WHAT YOU NEED TO DO:
Rewrite the data as a numbered list, from the first line through the line holding "site-marker-remainder <box>696 500", inclusive, leaving out any blank lines.

####################

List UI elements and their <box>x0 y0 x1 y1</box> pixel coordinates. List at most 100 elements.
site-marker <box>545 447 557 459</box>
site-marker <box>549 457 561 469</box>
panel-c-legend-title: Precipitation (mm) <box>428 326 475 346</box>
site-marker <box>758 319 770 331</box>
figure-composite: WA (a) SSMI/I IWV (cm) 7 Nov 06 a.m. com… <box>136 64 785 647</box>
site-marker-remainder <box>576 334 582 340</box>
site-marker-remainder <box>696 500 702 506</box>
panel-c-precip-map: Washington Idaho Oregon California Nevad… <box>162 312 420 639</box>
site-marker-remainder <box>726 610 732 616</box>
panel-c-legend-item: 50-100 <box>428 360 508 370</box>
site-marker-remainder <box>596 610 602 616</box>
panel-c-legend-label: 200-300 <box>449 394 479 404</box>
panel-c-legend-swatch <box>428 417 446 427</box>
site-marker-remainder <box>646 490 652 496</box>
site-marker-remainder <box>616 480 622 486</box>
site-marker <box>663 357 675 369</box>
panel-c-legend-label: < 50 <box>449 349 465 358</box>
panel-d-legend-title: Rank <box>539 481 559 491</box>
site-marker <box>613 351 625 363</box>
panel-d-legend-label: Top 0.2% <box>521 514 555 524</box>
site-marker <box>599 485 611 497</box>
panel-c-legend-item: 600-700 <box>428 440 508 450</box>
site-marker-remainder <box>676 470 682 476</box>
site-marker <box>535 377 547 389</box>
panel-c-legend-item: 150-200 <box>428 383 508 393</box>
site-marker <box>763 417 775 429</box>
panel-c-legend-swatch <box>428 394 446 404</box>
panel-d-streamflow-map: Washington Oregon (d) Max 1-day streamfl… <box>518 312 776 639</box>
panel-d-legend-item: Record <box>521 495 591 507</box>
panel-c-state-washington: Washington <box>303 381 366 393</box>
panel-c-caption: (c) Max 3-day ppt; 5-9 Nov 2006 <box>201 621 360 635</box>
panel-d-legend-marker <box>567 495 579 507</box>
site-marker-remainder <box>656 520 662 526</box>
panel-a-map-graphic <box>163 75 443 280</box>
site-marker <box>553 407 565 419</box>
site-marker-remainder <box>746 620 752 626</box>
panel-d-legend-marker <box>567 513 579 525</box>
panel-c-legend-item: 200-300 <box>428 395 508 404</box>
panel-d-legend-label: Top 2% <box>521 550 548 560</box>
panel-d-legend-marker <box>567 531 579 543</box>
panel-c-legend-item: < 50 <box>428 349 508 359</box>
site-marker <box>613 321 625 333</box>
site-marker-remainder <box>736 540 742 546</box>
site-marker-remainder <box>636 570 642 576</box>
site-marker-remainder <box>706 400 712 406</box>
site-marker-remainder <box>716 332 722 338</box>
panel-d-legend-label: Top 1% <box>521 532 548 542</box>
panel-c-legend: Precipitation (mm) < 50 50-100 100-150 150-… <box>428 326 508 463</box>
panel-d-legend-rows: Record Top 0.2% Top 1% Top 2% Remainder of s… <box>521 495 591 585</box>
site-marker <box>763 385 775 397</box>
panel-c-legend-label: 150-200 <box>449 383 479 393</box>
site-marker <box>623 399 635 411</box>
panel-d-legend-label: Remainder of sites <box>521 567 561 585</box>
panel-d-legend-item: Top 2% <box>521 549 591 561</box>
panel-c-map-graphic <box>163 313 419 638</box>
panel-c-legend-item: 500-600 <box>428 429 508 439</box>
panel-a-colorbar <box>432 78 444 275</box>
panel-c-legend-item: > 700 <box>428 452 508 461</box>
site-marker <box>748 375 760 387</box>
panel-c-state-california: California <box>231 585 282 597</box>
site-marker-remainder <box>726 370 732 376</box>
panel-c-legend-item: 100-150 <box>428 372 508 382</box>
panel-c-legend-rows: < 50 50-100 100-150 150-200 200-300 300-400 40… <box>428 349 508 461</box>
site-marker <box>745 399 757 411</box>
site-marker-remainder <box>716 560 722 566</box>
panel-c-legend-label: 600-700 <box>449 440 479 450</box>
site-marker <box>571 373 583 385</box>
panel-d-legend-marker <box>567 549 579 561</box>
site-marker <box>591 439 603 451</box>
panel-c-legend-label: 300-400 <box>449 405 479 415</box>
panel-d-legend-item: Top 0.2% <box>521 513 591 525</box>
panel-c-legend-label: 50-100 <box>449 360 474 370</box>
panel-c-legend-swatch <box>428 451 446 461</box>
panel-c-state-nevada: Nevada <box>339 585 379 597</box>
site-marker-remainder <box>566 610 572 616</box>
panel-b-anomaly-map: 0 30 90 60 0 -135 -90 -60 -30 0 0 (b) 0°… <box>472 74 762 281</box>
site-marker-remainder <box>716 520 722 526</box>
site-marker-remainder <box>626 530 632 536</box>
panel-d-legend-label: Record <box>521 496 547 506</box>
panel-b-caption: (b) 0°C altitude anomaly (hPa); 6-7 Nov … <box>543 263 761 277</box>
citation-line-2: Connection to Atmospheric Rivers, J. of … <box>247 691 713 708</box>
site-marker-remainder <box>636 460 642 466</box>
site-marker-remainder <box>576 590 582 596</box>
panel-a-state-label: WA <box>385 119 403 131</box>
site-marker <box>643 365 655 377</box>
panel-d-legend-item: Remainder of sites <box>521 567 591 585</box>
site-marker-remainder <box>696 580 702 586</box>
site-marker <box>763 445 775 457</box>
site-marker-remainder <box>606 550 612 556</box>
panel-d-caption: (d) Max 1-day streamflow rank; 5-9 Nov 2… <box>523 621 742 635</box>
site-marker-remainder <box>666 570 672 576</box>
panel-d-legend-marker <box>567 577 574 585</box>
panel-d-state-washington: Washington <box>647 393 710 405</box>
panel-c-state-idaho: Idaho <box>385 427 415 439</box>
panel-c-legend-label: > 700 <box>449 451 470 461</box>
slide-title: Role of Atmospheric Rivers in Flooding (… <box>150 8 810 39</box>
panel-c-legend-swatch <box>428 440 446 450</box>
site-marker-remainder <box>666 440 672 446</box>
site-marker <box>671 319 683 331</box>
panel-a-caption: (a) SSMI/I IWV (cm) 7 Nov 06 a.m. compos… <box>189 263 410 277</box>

####################

REPLY:
1. List UI elements and their <box>x0 y0 x1 y1</box> pixel coordinates. List at most 100 elements.
2. site-marker <box>545 447 557 459</box>
3. site-marker <box>549 457 561 469</box>
4. panel-c-legend-title: Precipitation (mm) <box>428 326 475 346</box>
5. site-marker <box>758 319 770 331</box>
6. figure-composite: WA (a) SSMI/I IWV (cm) 7 Nov 06 a.m. com… <box>136 64 785 647</box>
7. site-marker-remainder <box>576 334 582 340</box>
8. site-marker-remainder <box>696 500 702 506</box>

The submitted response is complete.